▶ EXERCISE GOAL: Echo the lines below back word for word, keeping every character the same.

(Lines from a dataset)
※

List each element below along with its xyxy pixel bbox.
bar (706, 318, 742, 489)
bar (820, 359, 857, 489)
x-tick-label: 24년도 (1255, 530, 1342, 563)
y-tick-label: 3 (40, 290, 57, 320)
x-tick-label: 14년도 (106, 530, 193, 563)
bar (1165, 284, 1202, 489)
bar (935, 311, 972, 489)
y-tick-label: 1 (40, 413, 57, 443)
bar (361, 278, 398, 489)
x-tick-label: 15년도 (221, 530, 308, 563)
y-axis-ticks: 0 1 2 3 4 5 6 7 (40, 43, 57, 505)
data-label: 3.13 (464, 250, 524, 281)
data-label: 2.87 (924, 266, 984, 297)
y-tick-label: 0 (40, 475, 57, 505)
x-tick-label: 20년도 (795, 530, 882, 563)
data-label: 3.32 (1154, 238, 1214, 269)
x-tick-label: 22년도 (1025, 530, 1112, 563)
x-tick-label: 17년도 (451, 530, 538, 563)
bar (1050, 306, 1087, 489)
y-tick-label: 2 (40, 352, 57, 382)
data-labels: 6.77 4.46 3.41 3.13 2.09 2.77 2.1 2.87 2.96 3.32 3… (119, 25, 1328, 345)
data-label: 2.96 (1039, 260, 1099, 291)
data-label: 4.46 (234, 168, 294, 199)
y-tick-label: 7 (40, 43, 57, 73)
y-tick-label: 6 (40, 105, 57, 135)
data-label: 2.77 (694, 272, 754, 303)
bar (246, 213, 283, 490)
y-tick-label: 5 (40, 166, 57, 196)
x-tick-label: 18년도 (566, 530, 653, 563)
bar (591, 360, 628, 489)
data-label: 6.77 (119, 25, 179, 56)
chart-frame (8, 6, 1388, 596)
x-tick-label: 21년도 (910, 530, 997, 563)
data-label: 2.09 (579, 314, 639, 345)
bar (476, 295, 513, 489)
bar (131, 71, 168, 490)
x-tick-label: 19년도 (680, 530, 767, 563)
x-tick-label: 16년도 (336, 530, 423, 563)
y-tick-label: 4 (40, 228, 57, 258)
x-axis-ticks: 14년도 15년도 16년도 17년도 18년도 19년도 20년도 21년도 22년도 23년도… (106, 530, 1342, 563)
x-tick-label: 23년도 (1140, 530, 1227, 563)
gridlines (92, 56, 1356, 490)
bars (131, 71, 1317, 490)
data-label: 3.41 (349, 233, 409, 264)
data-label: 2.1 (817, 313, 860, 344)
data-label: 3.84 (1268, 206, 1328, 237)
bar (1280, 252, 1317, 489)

※

▶ OUTPUT FOR THIS TASK:
List each element below along with its xyxy pixel bbox.
bar (706, 318, 742, 489)
bar (820, 359, 857, 489)
x-tick-label: 24년도 (1255, 530, 1342, 563)
y-tick-label: 3 (40, 290, 57, 320)
x-tick-label: 14년도 (106, 530, 193, 563)
bar (1165, 284, 1202, 489)
bar (935, 311, 972, 489)
y-tick-label: 1 (40, 413, 57, 443)
bar (361, 278, 398, 489)
x-tick-label: 15년도 (221, 530, 308, 563)
y-axis-ticks: 0 1 2 3 4 5 6 7 (40, 43, 57, 505)
data-label: 3.13 (464, 250, 524, 281)
data-label: 2.87 (924, 266, 984, 297)
y-tick-label: 0 (40, 475, 57, 505)
x-tick-label: 20년도 (795, 530, 882, 563)
data-label: 3.32 (1154, 238, 1214, 269)
x-tick-label: 22년도 (1025, 530, 1112, 563)
x-tick-label: 17년도 (451, 530, 538, 563)
bar (1050, 306, 1087, 489)
y-tick-label: 2 (40, 352, 57, 382)
data-labels: 6.77 4.46 3.41 3.13 2.09 2.77 2.1 2.87 2.96 3.32 3… (119, 25, 1328, 345)
data-label: 2.96 (1039, 260, 1099, 291)
data-label: 4.46 (234, 168, 294, 199)
y-tick-label: 7 (40, 43, 57, 73)
y-tick-label: 6 (40, 105, 57, 135)
data-label: 2.77 (694, 272, 754, 303)
bar (246, 213, 283, 490)
y-tick-label: 5 (40, 166, 57, 196)
x-tick-label: 18년도 (566, 530, 653, 563)
bar (591, 360, 628, 489)
data-label: 6.77 (119, 25, 179, 56)
chart-frame (8, 6, 1388, 596)
x-tick-label: 21년도 (910, 530, 997, 563)
data-label: 2.09 (579, 314, 639, 345)
bar (476, 295, 513, 489)
bar (131, 71, 168, 490)
x-tick-label: 19년도 (680, 530, 767, 563)
x-tick-label: 16년도 (336, 530, 423, 563)
y-tick-label: 4 (40, 228, 57, 258)
x-axis-ticks: 14년도 15년도 16년도 17년도 18년도 19년도 20년도 21년도 22년도 23년도… (106, 530, 1342, 563)
x-tick-label: 23년도 (1140, 530, 1227, 563)
gridlines (92, 56, 1356, 490)
bars (131, 71, 1317, 490)
data-label: 3.41 (349, 233, 409, 264)
data-label: 2.1 (817, 313, 860, 344)
data-label: 3.84 (1268, 206, 1328, 237)
bar (1280, 252, 1317, 489)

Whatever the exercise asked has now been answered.